**SUPPLIED MATERIAL:**
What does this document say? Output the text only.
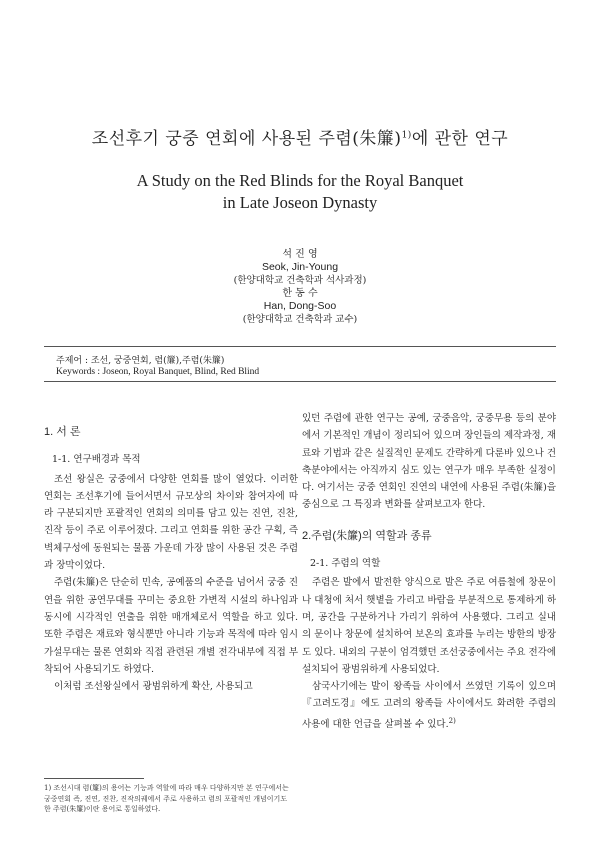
조선후기 궁중 연회에 사용된 주렴(朱簾)$^{1)}$에 관한 연구
A Study on the Red Blinds for the Royal Banquet
in Late Joseon Dynasty
석 진 영
Seok, Jin-Young
(한양대학교 건축학과 석사과정)
한 동 수
Han, Dong-Soo
(한양대학교 건축학과 교수)
주제어 : 조선, 궁중연회, 렴(簾),주렴(朱簾)
Keywords : Joseon, Royal Banquet, Blind, Red Blind
1. 서 론
1-1. 연구배경과 목적

조선 왕실은 궁중에서 다양한 연회를 많이 열었다. 이러한 연회는 조선후기에 들어서면서 규모상의 차이와 참여자에 따라 구분되지만 포괄적인 연회의 의미를 담고 있는 진연, 진찬, 진작 등이 주로 이루어졌다. 그리고 연회를 위한 공간 구획, 즉 벽체구성에 동원되는 물품 가운데 가장 많이 사용된 것은 주렴과 장막이었다.

주렴(朱簾)은 단순히 민속, 공예품의 수준을 넘어서 궁중 진연을 위한 공연무대를 꾸미는 중요한 가변적 시설의 하나임과 동시에 시각적인 연출을 위한 매개체로서 역할을 하고 있다. 또한 주렴은 재료와 형식뿐만 아니라 기능과 목적에 따라 임시가설무대는 물론 연회와 직접 관련된 개별 전각내부에 직접 부착되어 사용되기도 하였다.

이처럼 조선왕실에서 광범위하게 확산, 사용되고

있던 주렴에 관한 연구는 공예, 궁중음악, 궁중무용 등의 분야에서 기본적인 개념이 정리되어 있으며 장인들의 제작과정, 재료와 기법과 같은 실질적인 문제도 간략하게 다룬바 있으나 건축분야에서는 아직까지 심도 있는 연구가 매우 부족한 실정이다. 여기서는 궁중 연회인 진연의 내연에 사용된 주렴(朱簾)을 중심으로 그 특징과 변화를 살펴보고자 한다.

2.주렴(朱簾)의 역할과 종류
2-1. 주렴의 역할

주렴은 발에서 발전한 양식으로 발은 주로 여름철에 창문이나 대청에 처서 햇볕을 가리고 바람을 부분적으로 통제하게 하며, 공간을 구분하거나 가리기 위하여 사용했다. 그리고 실내의 문이나 창문에 설치하여 보온의 효과를 누리는 방한의 방장도 있다. 내외의 구분이 엄격했던 조선궁중에서는 주요 전각에 설치되어 광범위하게 사용되었다.

삼국사기에는 발이 왕족들 사이에서 쓰였던 기록이 있으며 『고려도경』에도 고려의 왕족들 사이에서도 화려한 주렴의 사용에 대한 언급을 살펴볼 수 있다.$^{2)}$

1) 조선시대 렴(簾)의 용어는 기능과 역할에 따라 매우 다양하지만 본 연구에서는 궁중연회 즉, 진연, 진찬, 진작의궤에서 주로 사용하고 렴의 포괄적인 개념이기도 한 주렴(朱簾)이란 용어로 통일하였다.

**GIVEN REQUEST:**
Which lines of the data above contain "포괄적인"? Copy each one.

**CORRECT ANSWER:**
조선 왕실은 궁중에서 다양한 연회를 많이 열었다. 이러한 연회는 조선후기에 들어서면서 규모상의 차이와 참여자에 따라 구분되지만 포괄적인 연회의 의미를 담고 있는 진연, 진찬, 진작 등이 주로 이루어졌다. 그리고 연회를 위한 공간 구획, 즉 벽체구성에 동원되는 물품 가운데 가장 많이 사용된 것은 주렴과 장막이었다.
1) 조선시대 렴(簾)의 용어는 기능과 역할에 따라 매우 다양하지만 본 연구에서는 궁중연회 즉, 진연, 진찬, 진작의궤에서 주로 사용하고 렴의 포괄적인 개념이기도 한 주렴(朱簾)이란 용어로 통일하였다.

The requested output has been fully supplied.